| Your goal |
Reproduce every line of the entries below without any changes, but leave out the pictures.

Dataset entries
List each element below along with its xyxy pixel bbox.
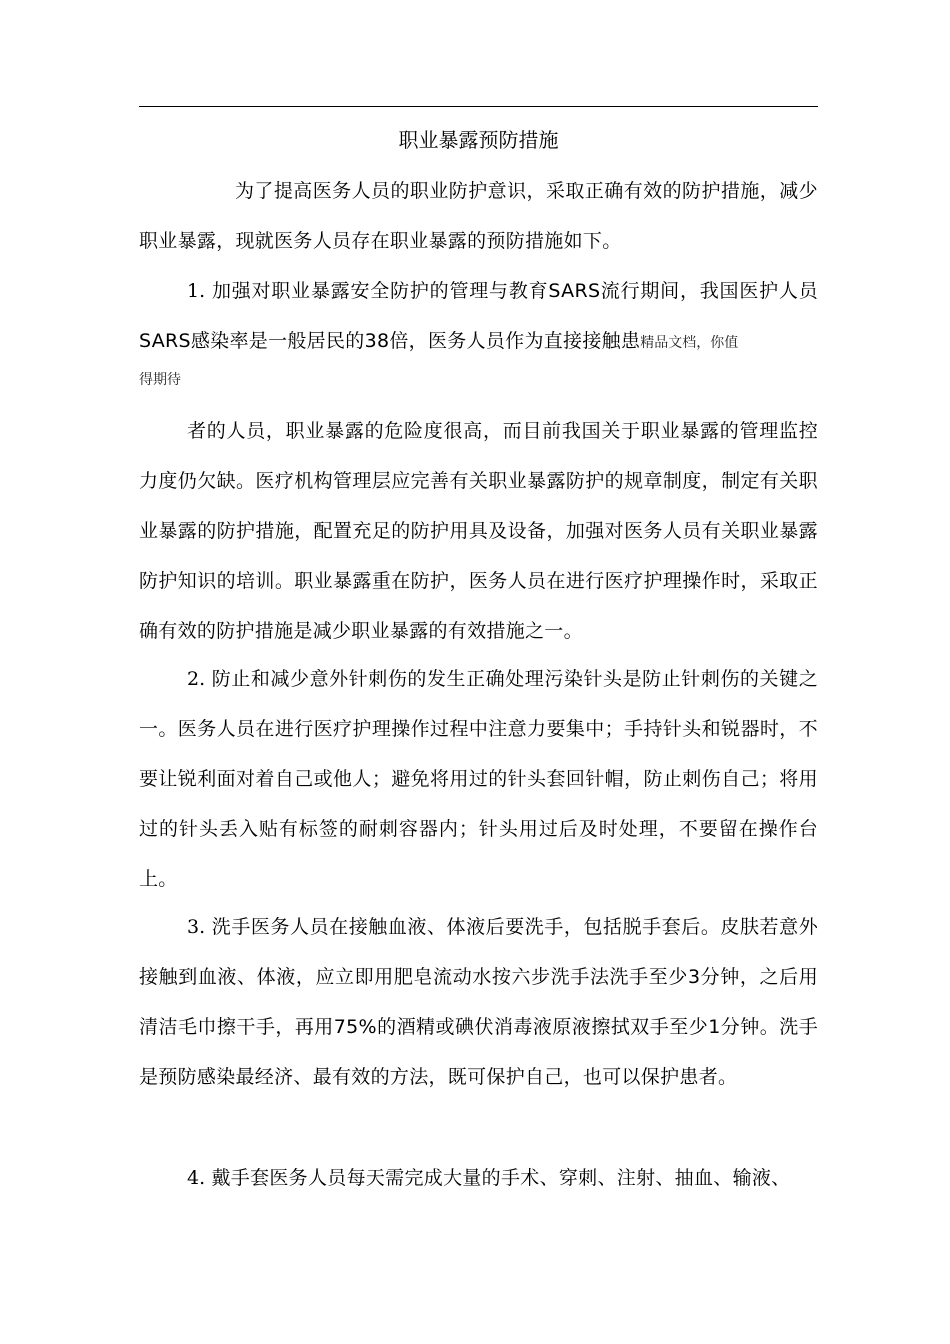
paragraph-2-text: 防止和减少意外针刺伤的发生正确处理污染针头是防止针刺伤的关键之一。医务人员在进行医疗护理操作过程中注意力要集中；手持针头和锐器时，不要让锐利面对着自己或他人；避免将用过的针头套回针帽，防止刺伤自己；将用过的针头丢入贴有标签的耐刺容器内；针头用过后及时处理，不要留在操作台上。	[139, 668, 818, 890]
paragraph-3	[139, 902, 818, 1102]
watermark-text-a: 精品文档，你值	[640, 335, 739, 351]
paragraph-3-text: 洗手医务人员在接触血液、体液后要洗手，包括脱手套后。皮肤若意外接触到血液、体液，应立即用肥皂流动水按六步洗手法洗手至少3分钟，之后用清洁毛巾擦干手，再用75%的酒精或碘伏消毒液原液擦拭双手至少1分钟。洗手是预防感染最经济、最有效的方法，既可保护自己，也可以保护患者。	[139, 916, 818, 1088]
paragraph-1-text: 加强对职业暴露安全防护的管理与教育SARS流行期间，我国医护人员SARS感染率是一般居民的38倍，医务人员作为直接接触患	[139, 280, 819, 352]
header-rule	[139, 106, 818, 107]
watermark-text-b: 得期待	[139, 372, 181, 388]
intro-paragraph: 为了提高医务人员的职业防护意识，采取正确有效的防护措施，减少职业暴露，现就医务人员存在职业暴露的预防措施如下。	[139, 180, 818, 252]
paragraph-1-number: 1.	[187, 280, 206, 302]
paragraph-3-number: 3.	[187, 916, 206, 938]
paragraph-4-text: 戴手套医务人员每天需完成大量的手术、穿刺、注射、抽血、输液、	[211, 1167, 791, 1189]
paragraph-4-number: 4.	[187, 1167, 206, 1189]
paragraph-4	[139, 1153, 818, 1203]
paragraph-1	[139, 266, 818, 368]
paragraph-2-number: 2.	[187, 668, 206, 690]
paragraph-1-continued: 者的人员，职业暴露的危险度很高，而目前我国关于职业暴露的管理监控力度仍欠缺。医疗机构管理层应完善有关职业暴露防护的规章制度，制定有关职业暴露的防护措施，配置充足的防护用具及设备，加强对医务人员有关职业暴露防护知识的培训。职业暴露重在防护，医务人员在进行医疗护理操作时，采取正确有效的防护措施是减少职业暴露的有效措施之一。	[139, 420, 818, 642]
paragraph-2	[139, 654, 818, 904]
document-title: 职业暴露预防措施	[398, 128, 559, 152]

| Response to this exercise |
List each element below along with its xyxy pixel bbox.
paragraph-2-text: 防止和减少意外针刺伤的发生正确处理污染针头是防止针刺伤的关键之一。医务人员在进行医疗护理操作过程中注意力要集中；手持针头和锐器时，不要让锐利面对着自己或他人；避免将用过的针头套回针帽，防止刺伤自己；将用过的针头丢入贴有标签的耐刺容器内；针头用过后及时处理，不要留在操作台上。	[139, 668, 818, 890]
paragraph-3	[139, 902, 818, 1102]
watermark-text-a: 精品文档，你值	[640, 335, 739, 351]
paragraph-3-text: 洗手医务人员在接触血液、体液后要洗手，包括脱手套后。皮肤若意外接触到血液、体液，应立即用肥皂流动水按六步洗手法洗手至少3分钟，之后用清洁毛巾擦干手，再用75%的酒精或碘伏消毒液原液擦拭双手至少1分钟。洗手是预防感染最经济、最有效的方法，既可保护自己，也可以保护患者。	[139, 916, 818, 1088]
paragraph-1-text: 加强对职业暴露安全防护的管理与教育SARS流行期间，我国医护人员SARS感染率是一般居民的38倍，医务人员作为直接接触患	[139, 280, 819, 352]
header-rule	[139, 106, 818, 107]
watermark-text-b: 得期待	[139, 372, 181, 388]
intro-paragraph: 为了提高医务人员的职业防护意识，采取正确有效的防护措施，减少职业暴露，现就医务人员存在职业暴露的预防措施如下。	[139, 180, 818, 252]
paragraph-1-number: 1.	[187, 280, 206, 302]
paragraph-3-number: 3.	[187, 916, 206, 938]
paragraph-4-text: 戴手套医务人员每天需完成大量的手术、穿刺、注射、抽血、输液、	[211, 1167, 791, 1189]
paragraph-4-number: 4.	[187, 1167, 206, 1189]
paragraph-4	[139, 1153, 818, 1203]
paragraph-1	[139, 266, 818, 368]
paragraph-2-number: 2.	[187, 668, 206, 690]
paragraph-1-continued: 者的人员，职业暴露的危险度很高，而目前我国关于职业暴露的管理监控力度仍欠缺。医疗机构管理层应完善有关职业暴露防护的规章制度，制定有关职业暴露的防护措施，配置充足的防护用具及设备，加强对医务人员有关职业暴露防护知识的培训。职业暴露重在防护，医务人员在进行医疗护理操作时，采取正确有效的防护措施是减少职业暴露的有效措施之一。	[139, 420, 818, 642]
paragraph-2	[139, 654, 818, 904]
document-title: 职业暴露预防措施	[398, 128, 559, 152]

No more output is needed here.